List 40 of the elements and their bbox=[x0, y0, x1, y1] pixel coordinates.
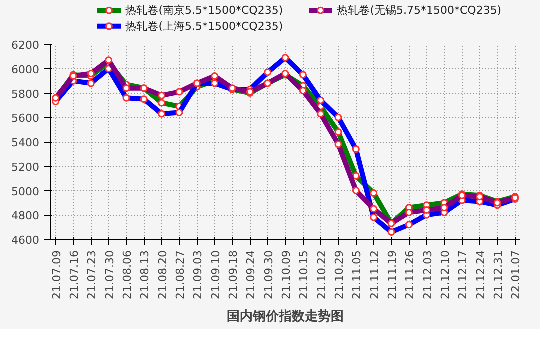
x-tick-label: 21.09.30 bbox=[262, 250, 276, 300]
y-tick-label: 4800 bbox=[12, 210, 40, 223]
x-tick-label: 21.12.31 bbox=[492, 250, 506, 300]
x-tick-label: 21.10.22 bbox=[315, 250, 328, 300]
legend-label: 热轧卷(无锡5.75*1500*CQ235) bbox=[337, 4, 502, 18]
x-tick-label: 21.09.10 bbox=[209, 250, 222, 300]
x-tick-label: 21.12.17 bbox=[456, 250, 470, 300]
x-tick-label: 21.10.09 bbox=[280, 250, 293, 300]
x-tick-label: 21.10.29 bbox=[333, 250, 346, 300]
x-tick-label: 21.11.12 bbox=[368, 250, 382, 300]
x-tick-label: 21.12.24 bbox=[474, 250, 488, 300]
x-tick-label: 21.08.06 bbox=[120, 250, 134, 300]
x-tick-label: 21.08.27 bbox=[174, 250, 187, 300]
x-tick-label: 21.12.03 bbox=[421, 250, 434, 300]
x-tick-label: 21.11.19 bbox=[386, 250, 400, 300]
y-tick-label: 5600 bbox=[12, 112, 40, 126]
y-tick-label: 5200 bbox=[12, 160, 40, 174]
x-tick-label: 21.09.24 bbox=[244, 250, 258, 300]
y-tick-label: 5800 bbox=[12, 88, 40, 101]
x-tick-label: 21.11.26 bbox=[404, 250, 417, 300]
x-tick-label: 21.10.15 bbox=[298, 250, 311, 300]
x-tick-label: 21.08.20 bbox=[156, 250, 170, 300]
y-tick-label: 4600 bbox=[12, 234, 40, 247]
x-tick-label: 21.09.18 bbox=[226, 250, 240, 300]
legend-label: 热轧卷(南京5.5*1500*CQ235) bbox=[126, 4, 284, 18]
legend-label: 热轧卷(上海5.5*1500*CQ235) bbox=[126, 20, 284, 33]
x-tick-label: 21.07.09 bbox=[50, 250, 64, 300]
y-tick-label: 5400 bbox=[12, 136, 40, 150]
x-tick-label: 21.11.05 bbox=[350, 250, 364, 300]
text: 国内钢价指数走势图 bbox=[227, 308, 344, 324]
y-tick-label: 6200 bbox=[12, 39, 40, 52]
x-tick-label: 21.07.16 bbox=[68, 250, 81, 300]
x-tick-label: 22.01.07 bbox=[510, 250, 523, 300]
x-tick-label: 21.07.23 bbox=[86, 250, 99, 300]
x-tick-label: 21.07.30 bbox=[103, 250, 116, 300]
x-tick-label: 21.08.13 bbox=[138, 250, 152, 300]
y-tick-label: 6000 bbox=[12, 63, 40, 76]
x-tick-label: 21.09.03 bbox=[192, 250, 205, 300]
x-tick-label: 21.12.10 bbox=[439, 250, 452, 300]
y-tick-label: 5000 bbox=[12, 185, 40, 198]
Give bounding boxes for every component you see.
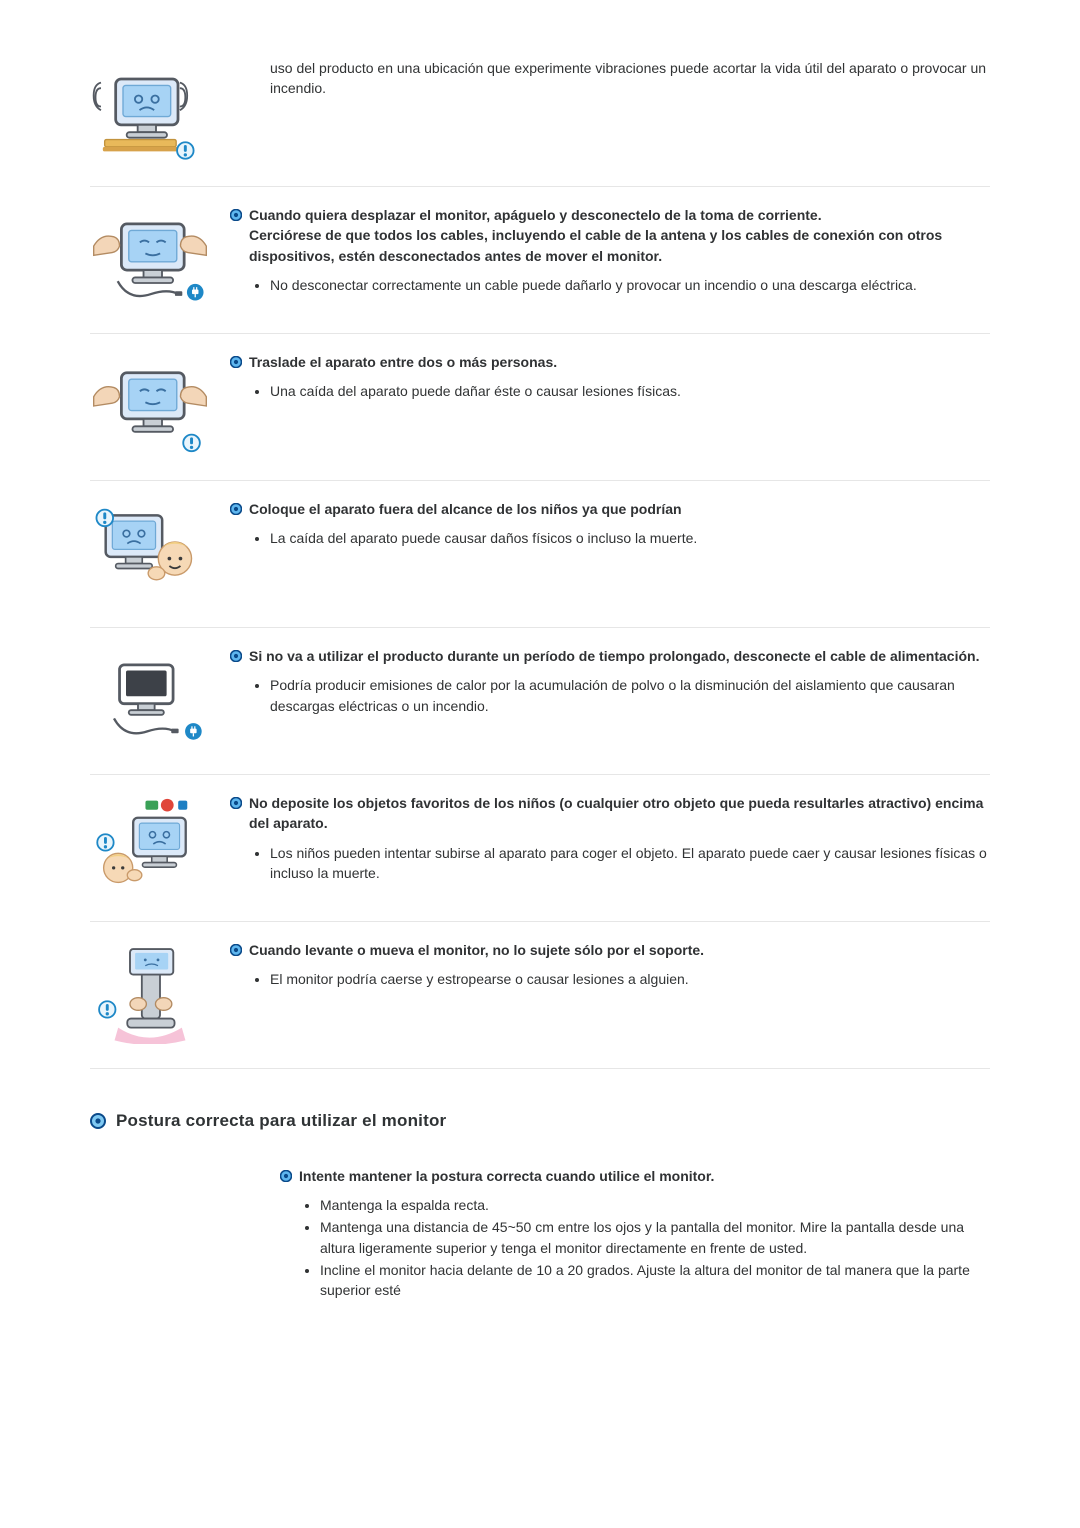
bullet-list: La caída del aparato puede causar daños …	[230, 527, 990, 549]
disconnect-icon	[90, 209, 210, 309]
continuation-text: uso del producto en una ubicación que ex…	[270, 58, 990, 99]
heading: Traslade el aparato entre dos o más pers…	[249, 352, 557, 372]
section-bullet-icon	[90, 1113, 106, 1129]
bullet-item: Los niños pueden intentar subirse al apa…	[270, 842, 990, 885]
bullet-list: El monitor podría caerse y estropearse o…	[230, 968, 990, 990]
bullet-icon	[230, 944, 242, 956]
item-long-period: Si no va a utilizar el producto durante …	[90, 628, 990, 775]
content: Si no va a utilizar el producto durante …	[230, 646, 990, 717]
bullet-icon	[230, 209, 242, 221]
heading: Cuando levante o mueva el monitor, no lo…	[249, 940, 704, 960]
content: Traslade el aparato entre dos o más pers…	[230, 352, 990, 403]
bullet-item: No desconectar correctamente un cable pu…	[270, 274, 990, 296]
item-no-objects: No deposite los objetos favoritos de los…	[90, 775, 990, 922]
bullet-list: Una caída del aparato puede dañar éste o…	[230, 380, 990, 402]
bullet-list: No desconectar correctamente un cable pu…	[230, 274, 990, 296]
heading: Si no va a utilizar el producto durante …	[249, 646, 979, 666]
heading: Coloque el aparato fuera del alcance de …	[249, 499, 682, 519]
bullet-icon	[280, 1170, 292, 1182]
content: Cuando quiera desplazar el monitor, apág…	[230, 205, 990, 296]
bullet-icon	[230, 356, 242, 368]
illustration-children-reach	[90, 499, 230, 603]
item-posture: Intente mantener la postura correcta cua…	[90, 1160, 990, 1302]
item-disconnect: Cuando quiera desplazar el monitor, apág…	[90, 187, 990, 334]
bullet-item: Una caída del aparato puede dañar éste o…	[270, 380, 990, 402]
bullet-icon	[230, 503, 242, 515]
bullet-icon	[230, 797, 242, 809]
item-two-people: Traslade el aparato entre dos o más pers…	[90, 334, 990, 481]
bullet-icon	[230, 650, 242, 662]
bullet-item: Podría producir emisiones de calor por l…	[270, 674, 990, 717]
no-objects-icon	[90, 797, 210, 897]
illustration-no-objects	[90, 793, 230, 897]
content: Cuando levante o mueva el monitor, no lo…	[230, 940, 990, 991]
two-people-icon	[90, 356, 210, 456]
item-children-reach: Coloque el aparato fuera del alcance de …	[90, 481, 990, 628]
children-reach-icon	[90, 503, 210, 603]
heading: No deposite los objetos favoritos de los…	[249, 793, 990, 834]
heading: Cuando quiera desplazar el monitor, apág…	[249, 205, 990, 266]
section-title: Postura correcta para utilizar el monito…	[116, 1109, 446, 1134]
content: Coloque el aparato fuera del alcance de …	[230, 499, 990, 550]
heading: Intente mantener la postura correcta cua…	[299, 1166, 714, 1186]
vibration-icon	[90, 62, 200, 162]
bullet-item: Mantenga la espalda recta.	[320, 1194, 990, 1216]
bullet-item: Mantenga una distancia de 45~50 cm entre…	[320, 1216, 990, 1259]
content: Intente mantener la postura correcta cua…	[280, 1166, 990, 1302]
illustration-two-people	[90, 352, 230, 456]
content: uso del producto en una ubicación que ex…	[270, 58, 990, 99]
bullet-item: Incline el monitor hacia delante de 10 a…	[320, 1259, 990, 1302]
item-vibration-continuation: uso del producto en una ubicación que ex…	[90, 58, 990, 187]
illustration-disconnect	[90, 205, 230, 309]
content: No deposite los objetos favoritos de los…	[230, 793, 990, 884]
bullet-list: Podría producir emisiones de calor por l…	[230, 674, 990, 717]
item-stand-lift: Cuando levante o mueva el monitor, no lo…	[90, 922, 990, 1069]
long-period-icon	[90, 650, 210, 750]
bullet-list: Mantenga la espalda recta. Mantenga una …	[280, 1194, 990, 1301]
illustration-stand-lift	[90, 940, 230, 1044]
bullet-list: Los niños pueden intentar subirse al apa…	[230, 842, 990, 885]
page: uso del producto en una ubicación que ex…	[0, 0, 1080, 1361]
stand-lift-icon	[90, 944, 210, 1044]
bullet-item: El monitor podría caerse y estropearse o…	[270, 968, 990, 990]
illustration-long-period	[90, 646, 230, 750]
bullet-item: La caída del aparato puede causar daños …	[270, 527, 990, 549]
illustration-vibration	[90, 58, 270, 162]
section-heading-row: Postura correcta para utilizar el monito…	[90, 1069, 990, 1160]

---+---

Exercise goal:
Reproduce the lines of the material unchanged, from the line with "bullet-list: La caída" to the line with "content: Traslade el".

Exercise solution:
bullet-list: La caída del aparato puede causar daños …	[230, 527, 990, 549]
disconnect-icon	[90, 209, 210, 309]
continuation-text: uso del producto en una ubicación que ex…	[270, 58, 990, 99]
heading: Traslade el aparato entre dos o más pers…	[249, 352, 557, 372]
section-bullet-icon	[90, 1113, 106, 1129]
bullet-item: Los niños pueden intentar subirse al apa…	[270, 842, 990, 885]
bullet-list: El monitor podría caerse y estropearse o…	[230, 968, 990, 990]
bullet-icon	[230, 944, 242, 956]
item-long-period: Si no va a utilizar el producto durante …	[90, 628, 990, 775]
content: Si no va a utilizar el producto durante …	[230, 646, 990, 717]
bullet-icon	[230, 209, 242, 221]
heading: Cuando levante o mueva el monitor, no lo…	[249, 940, 704, 960]
content: Traslade el aparato entre dos o más pers…	[230, 352, 990, 403]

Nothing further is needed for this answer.